[Part of a data file]
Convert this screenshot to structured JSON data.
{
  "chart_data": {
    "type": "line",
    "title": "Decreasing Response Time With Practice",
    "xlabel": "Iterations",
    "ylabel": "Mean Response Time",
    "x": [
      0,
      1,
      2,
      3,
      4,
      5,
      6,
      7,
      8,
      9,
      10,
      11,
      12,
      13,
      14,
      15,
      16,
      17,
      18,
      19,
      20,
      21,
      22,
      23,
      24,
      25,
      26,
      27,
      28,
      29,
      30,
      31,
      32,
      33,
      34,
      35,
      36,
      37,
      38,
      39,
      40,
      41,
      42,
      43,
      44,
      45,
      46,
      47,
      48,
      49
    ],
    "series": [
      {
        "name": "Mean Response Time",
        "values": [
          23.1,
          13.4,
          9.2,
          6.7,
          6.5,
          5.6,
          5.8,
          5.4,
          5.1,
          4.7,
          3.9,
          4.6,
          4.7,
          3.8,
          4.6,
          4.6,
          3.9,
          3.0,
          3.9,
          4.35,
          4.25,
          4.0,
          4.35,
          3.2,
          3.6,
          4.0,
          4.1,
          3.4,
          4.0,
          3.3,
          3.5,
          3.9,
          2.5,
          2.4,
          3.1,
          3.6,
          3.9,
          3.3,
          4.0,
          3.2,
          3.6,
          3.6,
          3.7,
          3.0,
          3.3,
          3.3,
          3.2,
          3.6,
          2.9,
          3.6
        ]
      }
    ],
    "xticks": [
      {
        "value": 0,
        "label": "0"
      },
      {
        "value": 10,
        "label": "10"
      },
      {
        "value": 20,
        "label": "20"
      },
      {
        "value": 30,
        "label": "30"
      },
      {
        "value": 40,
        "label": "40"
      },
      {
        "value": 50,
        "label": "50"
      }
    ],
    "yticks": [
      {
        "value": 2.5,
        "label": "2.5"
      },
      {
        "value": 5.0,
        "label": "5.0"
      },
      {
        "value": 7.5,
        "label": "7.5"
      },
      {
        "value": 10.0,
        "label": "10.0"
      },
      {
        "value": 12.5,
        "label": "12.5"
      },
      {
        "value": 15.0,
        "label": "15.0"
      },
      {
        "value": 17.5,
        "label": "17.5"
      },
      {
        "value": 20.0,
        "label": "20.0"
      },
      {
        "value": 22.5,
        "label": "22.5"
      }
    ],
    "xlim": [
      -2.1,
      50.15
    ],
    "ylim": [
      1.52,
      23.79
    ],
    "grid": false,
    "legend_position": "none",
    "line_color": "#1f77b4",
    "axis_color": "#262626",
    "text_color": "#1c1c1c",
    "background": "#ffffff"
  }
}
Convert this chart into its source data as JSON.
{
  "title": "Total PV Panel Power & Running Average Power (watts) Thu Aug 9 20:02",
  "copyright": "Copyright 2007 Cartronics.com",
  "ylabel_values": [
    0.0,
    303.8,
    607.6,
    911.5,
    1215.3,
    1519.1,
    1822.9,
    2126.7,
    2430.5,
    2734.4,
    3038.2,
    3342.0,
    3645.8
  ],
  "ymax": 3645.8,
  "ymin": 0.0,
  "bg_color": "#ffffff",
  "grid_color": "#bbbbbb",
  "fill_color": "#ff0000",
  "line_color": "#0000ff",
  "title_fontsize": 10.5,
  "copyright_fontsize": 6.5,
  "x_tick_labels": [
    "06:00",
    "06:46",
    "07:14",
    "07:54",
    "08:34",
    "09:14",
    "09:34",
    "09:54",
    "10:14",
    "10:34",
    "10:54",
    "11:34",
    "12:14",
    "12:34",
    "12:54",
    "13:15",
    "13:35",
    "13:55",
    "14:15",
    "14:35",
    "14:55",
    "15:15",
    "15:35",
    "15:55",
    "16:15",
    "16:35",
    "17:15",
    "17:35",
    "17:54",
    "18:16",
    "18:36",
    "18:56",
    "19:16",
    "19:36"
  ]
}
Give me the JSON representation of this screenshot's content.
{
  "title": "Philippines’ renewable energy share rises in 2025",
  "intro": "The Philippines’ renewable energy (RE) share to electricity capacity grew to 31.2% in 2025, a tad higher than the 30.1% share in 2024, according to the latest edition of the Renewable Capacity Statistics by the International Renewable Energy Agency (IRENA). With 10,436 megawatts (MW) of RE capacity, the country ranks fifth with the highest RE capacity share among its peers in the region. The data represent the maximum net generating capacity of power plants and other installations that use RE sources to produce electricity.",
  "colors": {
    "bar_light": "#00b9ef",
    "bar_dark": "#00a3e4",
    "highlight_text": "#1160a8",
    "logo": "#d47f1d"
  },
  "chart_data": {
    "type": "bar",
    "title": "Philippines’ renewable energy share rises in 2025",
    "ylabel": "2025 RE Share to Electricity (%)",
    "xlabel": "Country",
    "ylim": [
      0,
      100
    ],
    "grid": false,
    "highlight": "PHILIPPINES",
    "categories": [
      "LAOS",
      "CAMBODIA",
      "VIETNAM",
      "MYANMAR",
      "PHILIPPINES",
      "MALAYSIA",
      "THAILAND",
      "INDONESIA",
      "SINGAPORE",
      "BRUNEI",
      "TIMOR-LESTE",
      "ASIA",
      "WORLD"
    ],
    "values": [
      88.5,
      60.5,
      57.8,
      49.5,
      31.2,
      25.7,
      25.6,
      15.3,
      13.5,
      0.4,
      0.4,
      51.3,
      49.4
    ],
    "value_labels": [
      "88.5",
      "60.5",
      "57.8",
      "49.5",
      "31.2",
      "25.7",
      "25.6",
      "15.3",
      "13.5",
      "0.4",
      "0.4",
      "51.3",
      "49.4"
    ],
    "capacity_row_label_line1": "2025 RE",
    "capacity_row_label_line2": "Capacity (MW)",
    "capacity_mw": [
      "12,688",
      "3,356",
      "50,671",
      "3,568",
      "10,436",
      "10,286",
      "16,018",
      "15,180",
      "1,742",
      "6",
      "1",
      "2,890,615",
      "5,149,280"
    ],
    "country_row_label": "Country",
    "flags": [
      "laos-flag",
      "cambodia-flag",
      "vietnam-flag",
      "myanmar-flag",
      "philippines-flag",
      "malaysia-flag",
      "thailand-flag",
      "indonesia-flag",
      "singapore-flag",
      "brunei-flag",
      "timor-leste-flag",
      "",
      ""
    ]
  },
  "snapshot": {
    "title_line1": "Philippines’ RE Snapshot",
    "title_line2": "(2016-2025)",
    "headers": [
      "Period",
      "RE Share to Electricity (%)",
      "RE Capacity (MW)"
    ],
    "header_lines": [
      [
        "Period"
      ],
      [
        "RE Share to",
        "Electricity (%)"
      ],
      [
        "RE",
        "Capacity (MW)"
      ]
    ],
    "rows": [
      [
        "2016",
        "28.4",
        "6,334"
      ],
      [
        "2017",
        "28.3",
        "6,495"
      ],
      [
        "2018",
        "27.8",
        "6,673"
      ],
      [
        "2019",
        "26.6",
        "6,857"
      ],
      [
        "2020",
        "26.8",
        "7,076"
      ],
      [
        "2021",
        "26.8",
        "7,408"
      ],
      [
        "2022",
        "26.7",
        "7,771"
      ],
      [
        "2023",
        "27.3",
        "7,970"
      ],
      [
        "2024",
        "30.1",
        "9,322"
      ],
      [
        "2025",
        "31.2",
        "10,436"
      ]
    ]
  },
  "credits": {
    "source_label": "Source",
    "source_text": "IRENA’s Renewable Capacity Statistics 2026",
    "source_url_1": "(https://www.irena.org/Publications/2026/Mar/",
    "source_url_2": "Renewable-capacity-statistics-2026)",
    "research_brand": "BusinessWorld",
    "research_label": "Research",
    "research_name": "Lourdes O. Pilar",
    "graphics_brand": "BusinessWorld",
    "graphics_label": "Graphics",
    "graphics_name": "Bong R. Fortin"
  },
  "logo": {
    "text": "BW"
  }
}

• [Requirement]: Emit the full listing verbatim.

• [Solution to this exercise]:
Convert this screenshot to structured JSON data.
{
  "chart_data": {
    "type": "line",
    "title": "Decreasing Response Time With Practice",
    "xlabel": "Iterations",
    "ylabel": "Mean Response Time",
    "x": [
      0,
      1,
      2,
      3,
      4,
      5,
      6,
      7,
      8,
      9,
      10,
      11,
      12,
      13,
      14,
      15,
      16,
      17,
      18,
      19,
      20,
      21,
      22,
      23,
      24,
      25,
      26,
      27,
      28,
      29,
      30,
      31,
      32,
      33,
      34,
      35,
      36,
      37,
      38,
      39,
      40,
      41,
      42,
      43,
      44,
      45,
      46,
      47,
      48,
      49
    ],
    "series": [
      {
        "name": "Mean Response Time",
        "values": [
          23.1,
          13.4,
          9.2,
          6.7,
          6.5,
          5.6,
          5.8,
          5.4,
          5.1,
          4.7,
          3.9,
          4.6,
          4.7,
          3.8,
          4.6,
          4.6,
          3.9,
          3.0,
          3.9,
          4.35,
          4.25,
          4.0,
          4.35,
          3.2,
          3.6,
          4.0,
          4.1,
          3.4,
          4.0,
          3.3,
          3.5,
          3.9,
          2.5,
          2.4,
          3.1,
          3.6,
          3.9,
          3.3,
          4.0,
          3.2,
          3.6,
          3.6,
          3.7,
          3.0,
          3.3,
          3.3,
          3.2,
          3.6,
          2.9,
          3.6
        ]
      }
    ],
    "xticks": [
      {
        "value": 0,
        "label": "0"
      },
      {
        "value": 10,
        "label": "10"
      },
      {
        "value": 20,
        "label": "20"
      },
      {
        "value": 30,
        "label": "30"
      },
      {
        "value": 40,
        "label": "40"
      },
      {
        "value": 50,
        "label": "50"
      }
    ],
    "yticks": [
      {
        "value": 2.5,
        "label": "2.5"
      },
      {
        "value": 5.0,
        "label": "5.0"
      },
      {
        "value": 7.5,
        "label": "7.5"
      },
      {
        "value": 10.0,
        "label": "10.0"
      },
      {
        "value": 12.5,
        "label": "12.5"
      },
      {
        "value": 15.0,
        "label": "15.0"
      },
      {
        "value": 17.5,
        "label": "17.5"
      },
      {
        "value": 20.0,
        "label": "20.0"
      },
      {
        "value": 22.5,
        "label": "22.5"
      }
    ],
    "xlim": [
      -2.1,
      50.15
    ],
    "ylim": [
      1.52,
      23.79
    ],
    "grid": false,
    "legend_position": "none",
    "line_color": "#1f77b4",
    "axis_color": "#262626",
    "text_color": "#1c1c1c",
    "background": "#ffffff"
  }
}
Convert this chart into its source data as JSON.
{
  "title": "Total PV Panel Power & Running Average Power (watts) Thu Aug 9 20:02",
  "copyright": "Copyright 2007 Cartronics.com",
  "ylabel_values": [
    0.0,
    303.8,
    607.6,
    911.5,
    1215.3,
    1519.1,
    1822.9,
    2126.7,
    2430.5,
    2734.4,
    3038.2,
    3342.0,
    3645.8
  ],
  "ymax": 3645.8,
  "ymin": 0.0,
  "bg_color": "#ffffff",
  "grid_color": "#bbbbbb",
  "fill_color": "#ff0000",
  "line_color": "#0000ff",
  "title_fontsize": 10.5,
  "copyright_fontsize": 6.5,
  "x_tick_labels": [
    "06:00",
    "06:46",
    "07:14",
    "07:54",
    "08:34",
    "09:14",
    "09:34",
    "09:54",
    "10:14",
    "10:34",
    "10:54",
    "11:34",
    "12:14",
    "12:34",
    "12:54",
    "13:15",
    "13:35",
    "13:55",
    "14:15",
    "14:35",
    "14:55",
    "15:15",
    "15:35",
    "15:55",
    "16:15",
    "16:35",
    "17:15",
    "17:35",
    "17:54",
    "18:16",
    "18:36",
    "18:56",
    "19:16",
    "19:36"
  ]
}
Give me the JSON representation of this screenshot's content.
{
  "title": "Philippines’ renewable energy share rises in 2025",
  "intro": "The Philippines’ renewable energy (RE) share to electricity capacity grew to 31.2% in 2025, a tad higher than the 30.1% share in 2024, according to the latest edition of the Renewable Capacity Statistics by the International Renewable Energy Agency (IRENA). With 10,436 megawatts (MW) of RE capacity, the country ranks fifth with the highest RE capacity share among its peers in the region. The data represent the maximum net generating capacity of power plants and other installations that use RE sources to produce electricity.",
  "colors": {
    "bar_light": "#00b9ef",
    "bar_dark": "#00a3e4",
    "highlight_text": "#1160a8",
    "logo": "#d47f1d"
  },
  "chart_data": {
    "type": "bar",
    "title": "Philippines’ renewable energy share rises in 2025",
    "ylabel": "2025 RE Share to Electricity (%)",
    "xlabel": "Country",
    "ylim": [
      0,
      100
    ],
    "grid": false,
    "highlight": "PHILIPPINES",
    "categories": [
      "LAOS",
      "CAMBODIA",
      "VIETNAM",
      "MYANMAR",
      "PHILIPPINES",
      "MALAYSIA",
      "THAILAND",
      "INDONESIA",
      "SINGAPORE",
      "BRUNEI",
      "TIMOR-LESTE",
      "ASIA",
      "WORLD"
    ],
    "values": [
      88.5,
      60.5,
      57.8,
      49.5,
      31.2,
      25.7,
      25.6,
      15.3,
      13.5,
      0.4,
      0.4,
      51.3,
      49.4
    ],
    "value_labels": [
      "88.5",
      "60.5",
      "57.8",
      "49.5",
      "31.2",
      "25.7",
      "25.6",
      "15.3",
      "13.5",
      "0.4",
      "0.4",
      "51.3",
      "49.4"
    ],
    "capacity_row_label_line1": "2025 RE",
    "capacity_row_label_line2": "Capacity (MW)",
    "capacity_mw": [
      "12,688",
      "3,356",
      "50,671",
      "3,568",
      "10,436",
      "10,286",
      "16,018",
      "15,180",
      "1,742",
      "6",
      "1",
      "2,890,615",
      "5,149,280"
    ],
    "country_row_label": "Country",
    "flags": [
      "laos-flag",
      "cambodia-flag",
      "vietnam-flag",
      "myanmar-flag",
      "philippines-flag",
      "malaysia-flag",
      "thailand-flag",
      "indonesia-flag",
      "singapore-flag",
      "brunei-flag",
      "timor-leste-flag",
      "",
      ""
    ]
  },
  "snapshot": {
    "title_line1": "Philippines’ RE Snapshot",
    "title_line2": "(2016-2025)",
    "headers": [
      "Period",
      "RE Share to Electricity (%)",
      "RE Capacity (MW)"
    ],
    "header_lines": [
      [
        "Period"
      ],
      [
        "RE Share to",
        "Electricity (%)"
      ],
      [
        "RE",
        "Capacity (MW)"
      ]
    ],
    "rows": [
      [
        "2016",
        "28.4",
        "6,334"
      ],
      [
        "2017",
        "28.3",
        "6,495"
      ],
      [
        "2018",
        "27.8",
        "6,673"
      ],
      [
        "2019",
        "26.6",
        "6,857"
      ],
      [
        "2020",
        "26.8",
        "7,076"
      ],
      [
        "2021",
        "26.8",
        "7,408"
      ],
      [
        "2022",
        "26.7",
        "7,771"
      ],
      [
        "2023",
        "27.3",
        "7,970"
      ],
      [
        "2024",
        "30.1",
        "9,322"
      ],
      [
        "2025",
        "31.2",
        "10,436"
      ]
    ]
  },
  "credits": {
    "source_label": "Source",
    "source_text": "IRENA’s Renewable Capacity Statistics 2026",
    "source_url_1": "(https://www.irena.org/Publications/2026/Mar/",
    "source_url_2": "Renewable-capacity-statistics-2026)",
    "research_brand": "BusinessWorld",
    "research_label": "Research",
    "research_name": "Lourdes O. Pilar",
    "graphics_brand": "BusinessWorld",
    "graphics_label": "Graphics",
    "graphics_name": "Bong R. Fortin"
  },
  "logo": {
    "text": "BW"
  }
}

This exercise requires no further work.